- **What you have to do**
Copy out every line exactly as given.

- **Dataset excerpts**
****************************************

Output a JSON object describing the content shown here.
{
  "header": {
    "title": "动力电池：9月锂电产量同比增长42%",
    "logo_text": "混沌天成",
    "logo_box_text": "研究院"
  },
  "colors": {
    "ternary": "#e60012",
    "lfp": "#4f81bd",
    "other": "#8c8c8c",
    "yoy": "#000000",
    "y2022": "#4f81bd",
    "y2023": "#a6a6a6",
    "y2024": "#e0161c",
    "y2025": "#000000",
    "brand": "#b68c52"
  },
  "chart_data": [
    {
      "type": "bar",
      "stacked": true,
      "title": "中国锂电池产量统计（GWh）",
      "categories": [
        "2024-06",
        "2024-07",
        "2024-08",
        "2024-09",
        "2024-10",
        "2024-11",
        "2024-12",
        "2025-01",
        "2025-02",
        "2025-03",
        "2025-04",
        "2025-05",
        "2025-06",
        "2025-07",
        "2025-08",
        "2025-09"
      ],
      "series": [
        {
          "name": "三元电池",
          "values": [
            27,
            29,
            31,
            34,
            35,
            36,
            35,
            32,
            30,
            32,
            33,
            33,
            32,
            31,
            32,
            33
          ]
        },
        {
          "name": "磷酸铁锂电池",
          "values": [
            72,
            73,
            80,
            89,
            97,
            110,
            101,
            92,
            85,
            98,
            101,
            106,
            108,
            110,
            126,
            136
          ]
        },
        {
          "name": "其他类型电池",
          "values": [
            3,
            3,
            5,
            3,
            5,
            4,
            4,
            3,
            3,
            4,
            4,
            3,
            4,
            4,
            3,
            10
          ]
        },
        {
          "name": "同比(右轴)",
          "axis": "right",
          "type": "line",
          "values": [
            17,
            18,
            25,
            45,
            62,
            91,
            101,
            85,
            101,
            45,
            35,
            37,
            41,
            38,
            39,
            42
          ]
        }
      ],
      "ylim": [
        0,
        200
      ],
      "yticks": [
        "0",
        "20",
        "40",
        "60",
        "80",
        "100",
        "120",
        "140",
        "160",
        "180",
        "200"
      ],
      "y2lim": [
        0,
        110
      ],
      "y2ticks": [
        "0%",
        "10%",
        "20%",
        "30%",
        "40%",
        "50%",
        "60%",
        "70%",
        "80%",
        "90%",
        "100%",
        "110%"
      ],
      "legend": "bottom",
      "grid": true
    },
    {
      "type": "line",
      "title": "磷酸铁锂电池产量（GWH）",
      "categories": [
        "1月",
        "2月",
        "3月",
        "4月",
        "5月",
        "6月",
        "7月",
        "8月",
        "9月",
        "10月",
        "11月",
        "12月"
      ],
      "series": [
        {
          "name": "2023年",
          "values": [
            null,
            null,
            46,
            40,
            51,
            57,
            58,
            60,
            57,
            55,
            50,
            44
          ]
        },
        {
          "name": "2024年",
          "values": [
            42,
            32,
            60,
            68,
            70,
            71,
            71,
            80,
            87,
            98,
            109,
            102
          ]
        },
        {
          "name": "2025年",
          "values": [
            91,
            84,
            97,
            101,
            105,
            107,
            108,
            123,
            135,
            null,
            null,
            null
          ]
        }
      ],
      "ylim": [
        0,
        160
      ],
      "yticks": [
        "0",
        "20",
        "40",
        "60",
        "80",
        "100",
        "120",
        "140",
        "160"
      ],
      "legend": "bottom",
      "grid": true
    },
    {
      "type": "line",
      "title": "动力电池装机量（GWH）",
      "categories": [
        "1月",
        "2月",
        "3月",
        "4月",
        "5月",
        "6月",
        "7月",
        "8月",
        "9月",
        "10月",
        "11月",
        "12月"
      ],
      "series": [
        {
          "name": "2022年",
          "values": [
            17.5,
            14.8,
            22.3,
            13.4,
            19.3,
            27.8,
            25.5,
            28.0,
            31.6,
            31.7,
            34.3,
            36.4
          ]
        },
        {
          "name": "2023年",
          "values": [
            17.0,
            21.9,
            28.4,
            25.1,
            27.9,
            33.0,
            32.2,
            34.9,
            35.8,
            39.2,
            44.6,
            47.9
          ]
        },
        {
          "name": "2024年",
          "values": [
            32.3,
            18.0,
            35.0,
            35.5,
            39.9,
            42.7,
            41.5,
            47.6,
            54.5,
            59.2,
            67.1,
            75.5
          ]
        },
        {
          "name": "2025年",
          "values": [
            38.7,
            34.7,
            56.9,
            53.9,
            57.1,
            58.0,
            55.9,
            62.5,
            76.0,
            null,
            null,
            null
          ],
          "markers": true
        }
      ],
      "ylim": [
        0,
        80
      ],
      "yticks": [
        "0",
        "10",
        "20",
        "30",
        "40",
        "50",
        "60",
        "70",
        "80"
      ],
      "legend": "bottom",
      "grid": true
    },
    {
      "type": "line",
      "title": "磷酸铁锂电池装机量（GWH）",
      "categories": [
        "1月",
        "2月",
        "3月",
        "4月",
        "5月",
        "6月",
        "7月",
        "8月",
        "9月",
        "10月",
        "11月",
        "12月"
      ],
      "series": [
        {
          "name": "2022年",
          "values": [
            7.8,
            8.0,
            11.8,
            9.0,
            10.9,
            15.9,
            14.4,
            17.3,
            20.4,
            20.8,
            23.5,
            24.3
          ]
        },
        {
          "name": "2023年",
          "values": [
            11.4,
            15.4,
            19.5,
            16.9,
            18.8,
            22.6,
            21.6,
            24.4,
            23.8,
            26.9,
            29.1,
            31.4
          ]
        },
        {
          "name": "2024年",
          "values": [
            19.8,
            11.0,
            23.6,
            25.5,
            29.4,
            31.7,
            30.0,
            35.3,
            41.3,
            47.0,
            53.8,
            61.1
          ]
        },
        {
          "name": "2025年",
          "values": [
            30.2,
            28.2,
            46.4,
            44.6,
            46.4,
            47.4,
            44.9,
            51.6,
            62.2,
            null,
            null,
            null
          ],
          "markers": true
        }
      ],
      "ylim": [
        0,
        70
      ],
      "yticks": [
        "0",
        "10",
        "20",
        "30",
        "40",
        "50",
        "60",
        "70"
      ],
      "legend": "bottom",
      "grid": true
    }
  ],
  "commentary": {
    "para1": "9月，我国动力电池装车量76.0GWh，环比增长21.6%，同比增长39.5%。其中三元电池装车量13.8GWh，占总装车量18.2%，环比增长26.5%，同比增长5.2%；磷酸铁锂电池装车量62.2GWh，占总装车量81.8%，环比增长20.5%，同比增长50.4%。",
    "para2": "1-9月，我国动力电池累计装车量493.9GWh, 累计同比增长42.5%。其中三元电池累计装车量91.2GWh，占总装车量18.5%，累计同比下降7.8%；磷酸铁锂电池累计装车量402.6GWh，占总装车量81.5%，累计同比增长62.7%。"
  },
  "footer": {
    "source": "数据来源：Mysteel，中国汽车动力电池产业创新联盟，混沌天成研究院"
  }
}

****************************************

- **Problem solution**
Output a JSON object describing the content shown here.
{
  "header": {
    "title": "动力电池：9月锂电产量同比增长42%",
    "logo_text": "混沌天成",
    "logo_box_text": "研究院"
  },
  "colors": {
    "ternary": "#e60012",
    "lfp": "#4f81bd",
    "other": "#8c8c8c",
    "yoy": "#000000",
    "y2022": "#4f81bd",
    "y2023": "#a6a6a6",
    "y2024": "#e0161c",
    "y2025": "#000000",
    "brand": "#b68c52"
  },
  "chart_data": [
    {
      "type": "bar",
      "stacked": true,
      "title": "中国锂电池产量统计（GWh）",
      "categories": [
        "2024-06",
        "2024-07",
        "2024-08",
        "2024-09",
        "2024-10",
        "2024-11",
        "2024-12",
        "2025-01",
        "2025-02",
        "2025-03",
        "2025-04",
        "2025-05",
        "2025-06",
        "2025-07",
        "2025-08",
        "2025-09"
      ],
      "series": [
        {
          "name": "三元电池",
          "values": [
            27,
            29,
            31,
            34,
            35,
            36,
            35,
            32,
            30,
            32,
            33,
            33,
            32,
            31,
            32,
            33
          ]
        },
        {
          "name": "磷酸铁锂电池",
          "values": [
            72,
            73,
            80,
            89,
            97,
            110,
            101,
            92,
            85,
            98,
            101,
            106,
            108,
            110,
            126,
            136
          ]
        },
        {
          "name": "其他类型电池",
          "values": [
            3,
            3,
            5,
            3,
            5,
            4,
            4,
            3,
            3,
            4,
            4,
            3,
            4,
            4,
            3,
            10
          ]
        },
        {
          "name": "同比(右轴)",
          "axis": "right",
          "type": "line",
          "values": [
            17,
            18,
            25,
            45,
            62,
            91,
            101,
            85,
            101,
            45,
            35,
            37,
            41,
            38,
            39,
            42
          ]
        }
      ],
      "ylim": [
        0,
        200
      ],
      "yticks": [
        "0",
        "20",
        "40",
        "60",
        "80",
        "100",
        "120",
        "140",
        "160",
        "180",
        "200"
      ],
      "y2lim": [
        0,
        110
      ],
      "y2ticks": [
        "0%",
        "10%",
        "20%",
        "30%",
        "40%",
        "50%",
        "60%",
        "70%",
        "80%",
        "90%",
        "100%",
        "110%"
      ],
      "legend": "bottom",
      "grid": true
    },
    {
      "type": "line",
      "title": "磷酸铁锂电池产量（GWH）",
      "categories": [
        "1月",
        "2月",
        "3月",
        "4月",
        "5月",
        "6月",
        "7月",
        "8月",
        "9月",
        "10月",
        "11月",
        "12月"
      ],
      "series": [
        {
          "name": "2023年",
          "values": [
            null,
            null,
            46,
            40,
            51,
            57,
            58,
            60,
            57,
            55,
            50,
            44
          ]
        },
        {
          "name": "2024年",
          "values": [
            42,
            32,
            60,
            68,
            70,
            71,
            71,
            80,
            87,
            98,
            109,
            102
          ]
        },
        {
          "name": "2025年",
          "values": [
            91,
            84,
            97,
            101,
            105,
            107,
            108,
            123,
            135,
            null,
            null,
            null
          ]
        }
      ],
      "ylim": [
        0,
        160
      ],
      "yticks": [
        "0",
        "20",
        "40",
        "60",
        "80",
        "100",
        "120",
        "140",
        "160"
      ],
      "legend": "bottom",
      "grid": true
    },
    {
      "type": "line",
      "title": "动力电池装机量（GWH）",
      "categories": [
        "1月",
        "2月",
        "3月",
        "4月",
        "5月",
        "6月",
        "7月",
        "8月",
        "9月",
        "10月",
        "11月",
        "12月"
      ],
      "series": [
        {
          "name": "2022年",
          "values": [
            17.5,
            14.8,
            22.3,
            13.4,
            19.3,
            27.8,
            25.5,
            28.0,
            31.6,
            31.7,
            34.3,
            36.4
          ]
        },
        {
          "name": "2023年",
          "values": [
            17.0,
            21.9,
            28.4,
            25.1,
            27.9,
            33.0,
            32.2,
            34.9,
            35.8,
            39.2,
            44.6,
            47.9
          ]
        },
        {
          "name": "2024年",
          "values": [
            32.3,
            18.0,
            35.0,
            35.5,
            39.9,
            42.7,
            41.5,
            47.6,
            54.5,
            59.2,
            67.1,
            75.5
          ]
        },
        {
          "name": "2025年",
          "values": [
            38.7,
            34.7,
            56.9,
            53.9,
            57.1,
            58.0,
            55.9,
            62.5,
            76.0,
            null,
            null,
            null
          ],
          "markers": true
        }
      ],
      "ylim": [
        0,
        80
      ],
      "yticks": [
        "0",
        "10",
        "20",
        "30",
        "40",
        "50",
        "60",
        "70",
        "80"
      ],
      "legend": "bottom",
      "grid": true
    },
    {
      "type": "line",
      "title": "磷酸铁锂电池装机量（GWH）",
      "categories": [
        "1月",
        "2月",
        "3月",
        "4月",
        "5月",
        "6月",
        "7月",
        "8月",
        "9月",
        "10月",
        "11月",
        "12月"
      ],
      "series": [
        {
          "name": "2022年",
          "values": [
            7.8,
            8.0,
            11.8,
            9.0,
            10.9,
            15.9,
            14.4,
            17.3,
            20.4,
            20.8,
            23.5,
            24.3
          ]
        },
        {
          "name": "2023年",
          "values": [
            11.4,
            15.4,
            19.5,
            16.9,
            18.8,
            22.6,
            21.6,
            24.4,
            23.8,
            26.9,
            29.1,
            31.4
          ]
        },
        {
          "name": "2024年",
          "values": [
            19.8,
            11.0,
            23.6,
            25.5,
            29.4,
            31.7,
            30.0,
            35.3,
            41.3,
            47.0,
            53.8,
            61.1
          ]
        },
        {
          "name": "2025年",
          "values": [
            30.2,
            28.2,
            46.4,
            44.6,
            46.4,
            47.4,
            44.9,
            51.6,
            62.2,
            null,
            null,
            null
          ],
          "markers": true
        }
      ],
      "ylim": [
        0,
        70
      ],
      "yticks": [
        "0",
        "10",
        "20",
        "30",
        "40",
        "50",
        "60",
        "70"
      ],
      "legend": "bottom",
      "grid": true
    }
  ],
  "commentary": {
    "para1": "9月，我国动力电池装车量76.0GWh，环比增长21.6%，同比增长39.5%。其中三元电池装车量13.8GWh，占总装车量18.2%，环比增长26.5%，同比增长5.2%；磷酸铁锂电池装车量62.2GWh，占总装车量81.8%，环比增长20.5%，同比增长50.4%。",
    "para2": "1-9月，我国动力电池累计装车量493.9GWh, 累计同比增长42.5%。其中三元电池累计装车量91.2GWh，占总装车量18.5%，累计同比下降7.8%；磷酸铁锂电池累计装车量402.6GWh，占总装车量81.5%，累计同比增长62.7%。"
  },
  "footer": {
    "source": "数据来源：Mysteel，中国汽车动力电池产业创新联盟，混沌天成研究院"
  }
}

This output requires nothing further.